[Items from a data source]
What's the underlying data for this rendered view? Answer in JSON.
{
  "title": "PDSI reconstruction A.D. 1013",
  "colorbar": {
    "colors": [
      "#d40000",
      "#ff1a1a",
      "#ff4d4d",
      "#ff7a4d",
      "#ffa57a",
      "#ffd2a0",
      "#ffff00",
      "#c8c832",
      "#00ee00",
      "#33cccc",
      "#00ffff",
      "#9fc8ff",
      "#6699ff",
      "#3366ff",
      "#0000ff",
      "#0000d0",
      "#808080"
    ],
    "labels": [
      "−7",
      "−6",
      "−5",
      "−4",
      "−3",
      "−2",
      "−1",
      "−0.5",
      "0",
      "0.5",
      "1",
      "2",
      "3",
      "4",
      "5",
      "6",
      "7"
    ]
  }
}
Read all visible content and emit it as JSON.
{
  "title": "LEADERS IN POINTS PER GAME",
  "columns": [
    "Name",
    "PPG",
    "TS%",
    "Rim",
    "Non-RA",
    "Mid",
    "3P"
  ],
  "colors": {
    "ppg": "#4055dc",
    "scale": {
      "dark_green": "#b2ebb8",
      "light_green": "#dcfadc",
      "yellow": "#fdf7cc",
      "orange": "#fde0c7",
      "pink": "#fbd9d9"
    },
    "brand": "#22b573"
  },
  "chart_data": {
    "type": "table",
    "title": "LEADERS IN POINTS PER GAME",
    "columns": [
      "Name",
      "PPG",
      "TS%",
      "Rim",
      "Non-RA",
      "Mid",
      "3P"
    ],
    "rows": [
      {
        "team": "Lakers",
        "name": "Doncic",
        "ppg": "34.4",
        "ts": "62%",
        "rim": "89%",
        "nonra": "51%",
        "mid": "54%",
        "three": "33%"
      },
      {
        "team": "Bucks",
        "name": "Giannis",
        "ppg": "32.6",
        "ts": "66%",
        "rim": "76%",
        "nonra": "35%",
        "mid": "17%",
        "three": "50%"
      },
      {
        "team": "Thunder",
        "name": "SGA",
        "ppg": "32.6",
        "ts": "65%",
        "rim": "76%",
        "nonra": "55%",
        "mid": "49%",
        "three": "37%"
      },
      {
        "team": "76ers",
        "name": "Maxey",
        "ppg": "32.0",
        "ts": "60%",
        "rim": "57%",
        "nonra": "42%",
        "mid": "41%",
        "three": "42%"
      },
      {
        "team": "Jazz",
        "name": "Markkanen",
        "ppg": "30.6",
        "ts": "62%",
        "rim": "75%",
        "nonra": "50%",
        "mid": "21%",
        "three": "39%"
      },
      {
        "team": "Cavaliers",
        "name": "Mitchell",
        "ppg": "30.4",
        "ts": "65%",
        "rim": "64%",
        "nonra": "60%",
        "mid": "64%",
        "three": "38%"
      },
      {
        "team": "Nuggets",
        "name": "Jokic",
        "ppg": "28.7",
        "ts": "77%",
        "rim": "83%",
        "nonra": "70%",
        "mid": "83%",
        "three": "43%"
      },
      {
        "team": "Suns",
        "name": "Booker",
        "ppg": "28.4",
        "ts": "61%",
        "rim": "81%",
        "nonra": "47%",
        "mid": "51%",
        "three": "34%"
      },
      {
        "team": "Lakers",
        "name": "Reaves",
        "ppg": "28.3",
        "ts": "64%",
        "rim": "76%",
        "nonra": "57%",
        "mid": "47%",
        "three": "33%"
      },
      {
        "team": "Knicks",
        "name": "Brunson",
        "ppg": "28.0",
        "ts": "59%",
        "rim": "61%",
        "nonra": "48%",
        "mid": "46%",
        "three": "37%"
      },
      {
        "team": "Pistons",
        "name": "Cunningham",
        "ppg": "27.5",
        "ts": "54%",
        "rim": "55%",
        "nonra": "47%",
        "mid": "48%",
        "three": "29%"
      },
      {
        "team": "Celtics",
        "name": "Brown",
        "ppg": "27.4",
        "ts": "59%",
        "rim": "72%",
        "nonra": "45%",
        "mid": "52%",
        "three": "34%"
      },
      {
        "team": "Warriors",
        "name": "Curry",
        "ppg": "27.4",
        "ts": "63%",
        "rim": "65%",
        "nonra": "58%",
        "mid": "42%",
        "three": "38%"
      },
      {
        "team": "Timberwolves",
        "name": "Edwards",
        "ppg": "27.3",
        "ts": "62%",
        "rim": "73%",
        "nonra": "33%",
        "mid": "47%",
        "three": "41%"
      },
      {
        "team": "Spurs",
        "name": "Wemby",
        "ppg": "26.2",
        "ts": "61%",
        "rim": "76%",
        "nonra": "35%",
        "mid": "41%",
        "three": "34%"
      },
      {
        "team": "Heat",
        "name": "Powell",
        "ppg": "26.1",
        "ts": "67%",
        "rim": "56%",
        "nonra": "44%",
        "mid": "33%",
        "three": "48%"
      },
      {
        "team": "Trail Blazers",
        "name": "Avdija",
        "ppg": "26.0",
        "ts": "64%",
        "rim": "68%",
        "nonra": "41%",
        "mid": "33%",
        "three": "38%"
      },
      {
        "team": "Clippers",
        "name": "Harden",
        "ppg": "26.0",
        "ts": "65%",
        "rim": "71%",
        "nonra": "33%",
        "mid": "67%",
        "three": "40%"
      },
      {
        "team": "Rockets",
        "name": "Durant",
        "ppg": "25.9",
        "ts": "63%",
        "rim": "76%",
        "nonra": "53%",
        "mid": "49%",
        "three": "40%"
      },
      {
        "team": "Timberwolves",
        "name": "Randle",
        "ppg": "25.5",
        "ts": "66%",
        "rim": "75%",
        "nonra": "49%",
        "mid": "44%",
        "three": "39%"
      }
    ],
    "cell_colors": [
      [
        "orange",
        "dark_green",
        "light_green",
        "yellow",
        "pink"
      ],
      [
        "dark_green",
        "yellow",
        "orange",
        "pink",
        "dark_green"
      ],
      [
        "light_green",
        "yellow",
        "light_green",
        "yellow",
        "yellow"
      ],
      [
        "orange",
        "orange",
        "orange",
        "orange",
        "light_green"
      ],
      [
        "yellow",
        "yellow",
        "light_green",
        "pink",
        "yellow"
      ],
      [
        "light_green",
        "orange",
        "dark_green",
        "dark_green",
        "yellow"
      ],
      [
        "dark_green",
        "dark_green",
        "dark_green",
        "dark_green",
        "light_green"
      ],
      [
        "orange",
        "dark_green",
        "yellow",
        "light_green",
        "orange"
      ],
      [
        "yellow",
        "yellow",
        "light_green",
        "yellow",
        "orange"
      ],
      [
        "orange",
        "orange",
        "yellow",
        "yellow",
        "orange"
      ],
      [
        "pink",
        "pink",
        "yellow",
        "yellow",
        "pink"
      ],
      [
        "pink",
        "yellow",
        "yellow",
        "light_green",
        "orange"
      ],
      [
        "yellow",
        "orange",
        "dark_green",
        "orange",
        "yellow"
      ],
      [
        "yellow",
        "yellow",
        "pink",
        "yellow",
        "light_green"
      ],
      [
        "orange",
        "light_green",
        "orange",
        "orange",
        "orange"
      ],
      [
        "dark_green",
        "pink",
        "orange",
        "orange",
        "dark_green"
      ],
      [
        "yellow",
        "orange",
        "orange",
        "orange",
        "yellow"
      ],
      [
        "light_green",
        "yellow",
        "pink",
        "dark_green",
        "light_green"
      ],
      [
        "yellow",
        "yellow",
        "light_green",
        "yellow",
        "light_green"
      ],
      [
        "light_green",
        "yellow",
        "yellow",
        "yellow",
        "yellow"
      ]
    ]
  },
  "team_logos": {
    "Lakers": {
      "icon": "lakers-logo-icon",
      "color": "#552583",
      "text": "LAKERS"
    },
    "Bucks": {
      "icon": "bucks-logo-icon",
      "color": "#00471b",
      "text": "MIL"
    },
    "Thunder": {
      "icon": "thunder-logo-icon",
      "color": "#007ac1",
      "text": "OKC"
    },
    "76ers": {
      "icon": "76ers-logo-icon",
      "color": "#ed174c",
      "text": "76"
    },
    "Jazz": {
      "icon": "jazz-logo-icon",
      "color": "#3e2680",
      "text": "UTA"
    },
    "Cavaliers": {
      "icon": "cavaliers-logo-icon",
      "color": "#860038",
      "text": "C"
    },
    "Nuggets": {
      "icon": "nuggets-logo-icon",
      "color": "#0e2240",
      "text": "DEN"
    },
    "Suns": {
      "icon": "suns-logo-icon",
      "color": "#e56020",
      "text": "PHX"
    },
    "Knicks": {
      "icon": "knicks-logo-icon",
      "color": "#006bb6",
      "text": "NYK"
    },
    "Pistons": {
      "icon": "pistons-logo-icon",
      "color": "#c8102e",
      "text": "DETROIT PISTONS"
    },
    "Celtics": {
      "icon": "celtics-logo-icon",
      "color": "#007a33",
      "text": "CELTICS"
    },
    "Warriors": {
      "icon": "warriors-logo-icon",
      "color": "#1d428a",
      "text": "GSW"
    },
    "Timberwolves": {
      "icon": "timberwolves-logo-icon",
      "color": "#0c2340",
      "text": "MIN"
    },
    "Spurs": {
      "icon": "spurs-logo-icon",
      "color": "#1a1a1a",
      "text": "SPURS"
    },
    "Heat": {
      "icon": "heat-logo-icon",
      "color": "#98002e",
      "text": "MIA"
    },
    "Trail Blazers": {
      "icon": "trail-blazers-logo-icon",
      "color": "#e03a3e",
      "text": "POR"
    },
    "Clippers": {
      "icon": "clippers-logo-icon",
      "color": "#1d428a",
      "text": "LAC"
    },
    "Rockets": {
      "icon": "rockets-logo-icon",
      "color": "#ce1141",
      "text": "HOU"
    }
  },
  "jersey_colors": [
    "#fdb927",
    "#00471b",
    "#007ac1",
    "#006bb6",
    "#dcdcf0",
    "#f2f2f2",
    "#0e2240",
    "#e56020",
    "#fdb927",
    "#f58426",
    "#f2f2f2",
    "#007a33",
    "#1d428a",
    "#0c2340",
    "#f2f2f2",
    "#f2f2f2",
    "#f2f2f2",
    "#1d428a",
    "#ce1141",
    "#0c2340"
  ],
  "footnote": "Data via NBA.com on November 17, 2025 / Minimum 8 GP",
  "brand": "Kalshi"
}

§ **Exercise details**
For each line in the data above that contains the string "JSON", extract the line.

§ **Result below**
What's the underlying data for this rendered view? Answer in JSON.
Read all visible content and emit it as JSON.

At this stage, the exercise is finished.